--- start ---

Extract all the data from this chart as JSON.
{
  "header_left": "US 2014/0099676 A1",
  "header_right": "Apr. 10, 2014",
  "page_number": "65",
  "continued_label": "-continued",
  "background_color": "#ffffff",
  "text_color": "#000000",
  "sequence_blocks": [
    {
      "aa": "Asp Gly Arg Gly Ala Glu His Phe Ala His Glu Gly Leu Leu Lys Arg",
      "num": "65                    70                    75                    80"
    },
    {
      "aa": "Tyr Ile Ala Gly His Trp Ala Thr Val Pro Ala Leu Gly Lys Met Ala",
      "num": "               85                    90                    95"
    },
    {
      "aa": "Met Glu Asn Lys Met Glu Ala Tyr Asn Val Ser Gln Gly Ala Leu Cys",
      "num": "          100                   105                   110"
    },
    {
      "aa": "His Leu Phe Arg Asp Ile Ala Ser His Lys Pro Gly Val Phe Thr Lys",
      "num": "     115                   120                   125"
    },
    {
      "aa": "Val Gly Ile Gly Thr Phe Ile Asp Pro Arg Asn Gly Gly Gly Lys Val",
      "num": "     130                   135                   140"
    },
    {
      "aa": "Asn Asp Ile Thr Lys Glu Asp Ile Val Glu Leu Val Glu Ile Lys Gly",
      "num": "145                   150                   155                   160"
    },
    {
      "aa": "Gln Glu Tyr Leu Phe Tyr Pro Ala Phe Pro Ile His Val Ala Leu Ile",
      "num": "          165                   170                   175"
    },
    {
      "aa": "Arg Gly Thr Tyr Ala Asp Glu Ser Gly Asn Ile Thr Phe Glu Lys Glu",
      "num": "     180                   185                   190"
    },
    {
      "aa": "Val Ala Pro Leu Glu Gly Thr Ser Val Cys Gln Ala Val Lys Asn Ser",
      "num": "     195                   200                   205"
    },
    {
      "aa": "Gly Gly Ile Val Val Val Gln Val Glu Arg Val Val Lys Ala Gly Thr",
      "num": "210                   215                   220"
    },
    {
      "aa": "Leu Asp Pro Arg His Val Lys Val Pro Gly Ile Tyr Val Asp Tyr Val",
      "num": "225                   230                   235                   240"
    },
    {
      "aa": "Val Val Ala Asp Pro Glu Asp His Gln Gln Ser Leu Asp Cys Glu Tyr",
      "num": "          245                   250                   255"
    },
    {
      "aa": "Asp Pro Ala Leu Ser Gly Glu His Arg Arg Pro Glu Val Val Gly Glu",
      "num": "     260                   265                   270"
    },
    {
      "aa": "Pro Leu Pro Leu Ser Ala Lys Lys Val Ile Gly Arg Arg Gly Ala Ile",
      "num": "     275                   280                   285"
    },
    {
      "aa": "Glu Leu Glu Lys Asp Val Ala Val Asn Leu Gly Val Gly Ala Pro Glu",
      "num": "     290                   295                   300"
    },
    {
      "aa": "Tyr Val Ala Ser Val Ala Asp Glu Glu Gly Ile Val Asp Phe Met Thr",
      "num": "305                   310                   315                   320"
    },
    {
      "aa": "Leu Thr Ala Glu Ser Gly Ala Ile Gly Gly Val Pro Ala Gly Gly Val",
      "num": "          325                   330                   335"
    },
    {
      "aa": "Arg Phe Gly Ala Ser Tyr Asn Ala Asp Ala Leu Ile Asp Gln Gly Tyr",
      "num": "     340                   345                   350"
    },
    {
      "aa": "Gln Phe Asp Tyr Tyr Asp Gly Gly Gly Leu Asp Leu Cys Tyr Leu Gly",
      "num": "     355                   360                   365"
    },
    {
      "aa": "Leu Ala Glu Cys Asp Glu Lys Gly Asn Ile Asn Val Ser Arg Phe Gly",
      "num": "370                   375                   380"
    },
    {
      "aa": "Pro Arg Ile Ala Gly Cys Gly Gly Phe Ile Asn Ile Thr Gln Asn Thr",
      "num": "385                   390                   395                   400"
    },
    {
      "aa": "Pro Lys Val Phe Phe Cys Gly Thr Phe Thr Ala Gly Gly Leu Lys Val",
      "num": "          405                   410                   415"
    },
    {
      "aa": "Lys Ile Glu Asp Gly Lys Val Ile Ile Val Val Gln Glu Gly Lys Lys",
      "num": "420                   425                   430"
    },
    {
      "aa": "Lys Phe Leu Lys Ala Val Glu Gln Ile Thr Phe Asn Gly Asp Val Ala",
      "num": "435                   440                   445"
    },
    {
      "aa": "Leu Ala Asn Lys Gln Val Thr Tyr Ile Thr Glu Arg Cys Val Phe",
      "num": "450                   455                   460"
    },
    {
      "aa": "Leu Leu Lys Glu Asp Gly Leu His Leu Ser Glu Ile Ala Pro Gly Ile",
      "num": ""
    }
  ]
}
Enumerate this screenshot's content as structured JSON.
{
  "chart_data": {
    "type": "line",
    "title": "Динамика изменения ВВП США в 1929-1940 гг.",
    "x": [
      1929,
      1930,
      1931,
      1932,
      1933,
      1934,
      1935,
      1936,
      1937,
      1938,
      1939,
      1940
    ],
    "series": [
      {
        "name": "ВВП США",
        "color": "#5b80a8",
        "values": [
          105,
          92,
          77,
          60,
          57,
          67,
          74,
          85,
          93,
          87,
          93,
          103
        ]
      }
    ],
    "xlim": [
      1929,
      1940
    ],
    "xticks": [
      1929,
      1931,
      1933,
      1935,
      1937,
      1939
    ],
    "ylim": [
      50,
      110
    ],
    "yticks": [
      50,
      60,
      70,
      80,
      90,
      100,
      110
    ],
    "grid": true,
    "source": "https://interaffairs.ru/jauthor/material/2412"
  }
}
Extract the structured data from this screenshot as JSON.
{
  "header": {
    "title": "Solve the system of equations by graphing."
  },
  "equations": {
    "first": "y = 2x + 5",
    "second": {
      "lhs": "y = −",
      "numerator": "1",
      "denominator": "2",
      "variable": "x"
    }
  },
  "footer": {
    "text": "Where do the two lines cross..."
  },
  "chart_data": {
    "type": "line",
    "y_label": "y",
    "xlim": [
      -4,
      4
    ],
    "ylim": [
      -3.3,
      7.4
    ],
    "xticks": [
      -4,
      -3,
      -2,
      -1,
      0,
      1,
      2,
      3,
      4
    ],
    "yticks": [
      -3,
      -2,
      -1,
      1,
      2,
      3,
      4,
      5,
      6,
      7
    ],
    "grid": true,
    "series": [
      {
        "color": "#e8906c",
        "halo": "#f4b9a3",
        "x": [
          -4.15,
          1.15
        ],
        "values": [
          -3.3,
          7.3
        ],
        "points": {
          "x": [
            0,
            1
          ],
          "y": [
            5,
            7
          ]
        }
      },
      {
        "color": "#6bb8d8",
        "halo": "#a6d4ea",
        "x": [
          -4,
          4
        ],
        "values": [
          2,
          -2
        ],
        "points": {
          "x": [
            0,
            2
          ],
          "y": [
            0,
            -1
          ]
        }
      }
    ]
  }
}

--- end ---

• _Prompt_:
Each entry is to be returned in full, character for character.

• _Worked answer_:
Extract all the data from this chart as JSON.
{
  "header_left": "US 2014/0099676 A1",
  "header_right": "Apr. 10, 2014",
  "page_number": "65",
  "continued_label": "-continued",
  "background_color": "#ffffff",
  "text_color": "#000000",
  "sequence_blocks": [
    {
      "aa": "Asp Gly Arg Gly Ala Glu His Phe Ala His Glu Gly Leu Leu Lys Arg",
      "num": "65                    70                    75                    80"
    },
    {
      "aa": "Tyr Ile Ala Gly His Trp Ala Thr Val Pro Ala Leu Gly Lys Met Ala",
      "num": "               85                    90                    95"
    },
    {
      "aa": "Met Glu Asn Lys Met Glu Ala Tyr Asn Val Ser Gln Gly Ala Leu Cys",
      "num": "          100                   105                   110"
    },
    {
      "aa": "His Leu Phe Arg Asp Ile Ala Ser His Lys Pro Gly Val Phe Thr Lys",
      "num": "     115                   120                   125"
    },
    {
      "aa": "Val Gly Ile Gly Thr Phe Ile Asp Pro Arg Asn Gly Gly Gly Lys Val",
      "num": "     130                   135                   140"
    },
    {
      "aa": "Asn Asp Ile Thr Lys Glu Asp Ile Val Glu Leu Val Glu Ile Lys Gly",
      "num": "145                   150                   155                   160"
    },
    {
      "aa": "Gln Glu Tyr Leu Phe Tyr Pro Ala Phe Pro Ile His Val Ala Leu Ile",
      "num": "          165                   170                   175"
    },
    {
      "aa": "Arg Gly Thr Tyr Ala Asp Glu Ser Gly Asn Ile Thr Phe Glu Lys Glu",
      "num": "     180                   185                   190"
    },
    {
      "aa": "Val Ala Pro Leu Glu Gly Thr Ser Val Cys Gln Ala Val Lys Asn Ser",
      "num": "     195                   200                   205"
    },
    {
      "aa": "Gly Gly Ile Val Val Val Gln Val Glu Arg Val Val Lys Ala Gly Thr",
      "num": "210                   215                   220"
    },
    {
      "aa": "Leu Asp Pro Arg His Val Lys Val Pro Gly Ile Tyr Val Asp Tyr Val",
      "num": "225                   230                   235                   240"
    },
    {
      "aa": "Val Val Ala Asp Pro Glu Asp His Gln Gln Ser Leu Asp Cys Glu Tyr",
      "num": "          245                   250                   255"
    },
    {
      "aa": "Asp Pro Ala Leu Ser Gly Glu His Arg Arg Pro Glu Val Val Gly Glu",
      "num": "     260                   265                   270"
    },
    {
      "aa": "Pro Leu Pro Leu Ser Ala Lys Lys Val Ile Gly Arg Arg Gly Ala Ile",
      "num": "     275                   280                   285"
    },
    {
      "aa": "Glu Leu Glu Lys Asp Val Ala Val Asn Leu Gly Val Gly Ala Pro Glu",
      "num": "     290                   295                   300"
    },
    {
      "aa": "Tyr Val Ala Ser Val Ala Asp Glu Glu Gly Ile Val Asp Phe Met Thr",
      "num": "305                   310                   315                   320"
    },
    {
      "aa": "Leu Thr Ala Glu Ser Gly Ala Ile Gly Gly Val Pro Ala Gly Gly Val",
      "num": "          325                   330                   335"
    },
    {
      "aa": "Arg Phe Gly Ala Ser Tyr Asn Ala Asp Ala Leu Ile Asp Gln Gly Tyr",
      "num": "     340                   345                   350"
    },
    {
      "aa": "Gln Phe Asp Tyr Tyr Asp Gly Gly Gly Leu Asp Leu Cys Tyr Leu Gly",
      "num": "     355                   360                   365"
    },
    {
      "aa": "Leu Ala Glu Cys Asp Glu Lys Gly Asn Ile Asn Val Ser Arg Phe Gly",
      "num": "370                   375                   380"
    },
    {
      "aa": "Pro Arg Ile Ala Gly Cys Gly Gly Phe Ile Asn Ile Thr Gln Asn Thr",
      "num": "385                   390                   395                   400"
    },
    {
      "aa": "Pro Lys Val Phe Phe Cys Gly Thr Phe Thr Ala Gly Gly Leu Lys Val",
      "num": "          405                   410                   415"
    },
    {
      "aa": "Lys Ile Glu Asp Gly Lys Val Ile Ile Val Val Gln Glu Gly Lys Lys",
      "num": "420                   425                   430"
    },
    {
      "aa": "Lys Phe Leu Lys Ala Val Glu Gln Ile Thr Phe Asn Gly Asp Val Ala",
      "num": "435                   440                   445"
    },
    {
      "aa": "Leu Ala Asn Lys Gln Val Thr Tyr Ile Thr Glu Arg Cys Val Phe",
      "num": "450                   455                   460"
    },
    {
      "aa": "Leu Leu Lys Glu Asp Gly Leu His Leu Ser Glu Ile Ala Pro Gly Ile",
      "num": ""
    }
  ]
}
Enumerate this screenshot's content as structured JSON.
{
  "chart_data": {
    "type": "line",
    "title": "Динамика изменения ВВП США в 1929-1940 гг.",
    "x": [
      1929,
      1930,
      1931,
      1932,
      1933,
      1934,
      1935,
      1936,
      1937,
      1938,
      1939,
      1940
    ],
    "series": [
      {
        "name": "ВВП США",
        "color": "#5b80a8",
        "values": [
          105,
          92,
          77,
          60,
          57,
          67,
          74,
          85,
          93,
          87,
          93,
          103
        ]
      }
    ],
    "xlim": [
      1929,
      1940
    ],
    "xticks": [
      1929,
      1931,
      1933,
      1935,
      1937,
      1939
    ],
    "ylim": [
      50,
      110
    ],
    "yticks": [
      50,
      60,
      70,
      80,
      90,
      100,
      110
    ],
    "grid": true,
    "source": "https://interaffairs.ru/jauthor/material/2412"
  }
}
Extract the structured data from this screenshot as JSON.
{
  "header": {
    "title": "Solve the system of equations by graphing."
  },
  "equations": {
    "first": "y = 2x + 5",
    "second": {
      "lhs": "y = −",
      "numerator": "1",
      "denominator": "2",
      "variable": "x"
    }
  },
  "footer": {
    "text": "Where do the two lines cross..."
  },
  "chart_data": {
    "type": "line",
    "y_label": "y",
    "xlim": [
      -4,
      4
    ],
    "ylim": [
      -3.3,
      7.4
    ],
    "xticks": [
      -4,
      -3,
      -2,
      -1,
      0,
      1,
      2,
      3,
      4
    ],
    "yticks": [
      -3,
      -2,
      -1,
      1,
      2,
      3,
      4,
      5,
      6,
      7
    ],
    "grid": true,
    "series": [
      {
        "color": "#e8906c",
        "halo": "#f4b9a3",
        "x": [
          -4.15,
          1.15
        ],
        "values": [
          -3.3,
          7.3
        ],
        "points": {
          "x": [
            0,
            1
          ],
          "y": [
            5,
            7
          ]
        }
      },
      {
        "color": "#6bb8d8",
        "halo": "#a6d4ea",
        "x": [
          -4,
          4
        ],
        "values": [
          2,
          -2
        ],
        "points": {
          "x": [
            0,
            2
          ],
          "y": [
            0,
            -1
          ]
        }
      }
    ]
  }
}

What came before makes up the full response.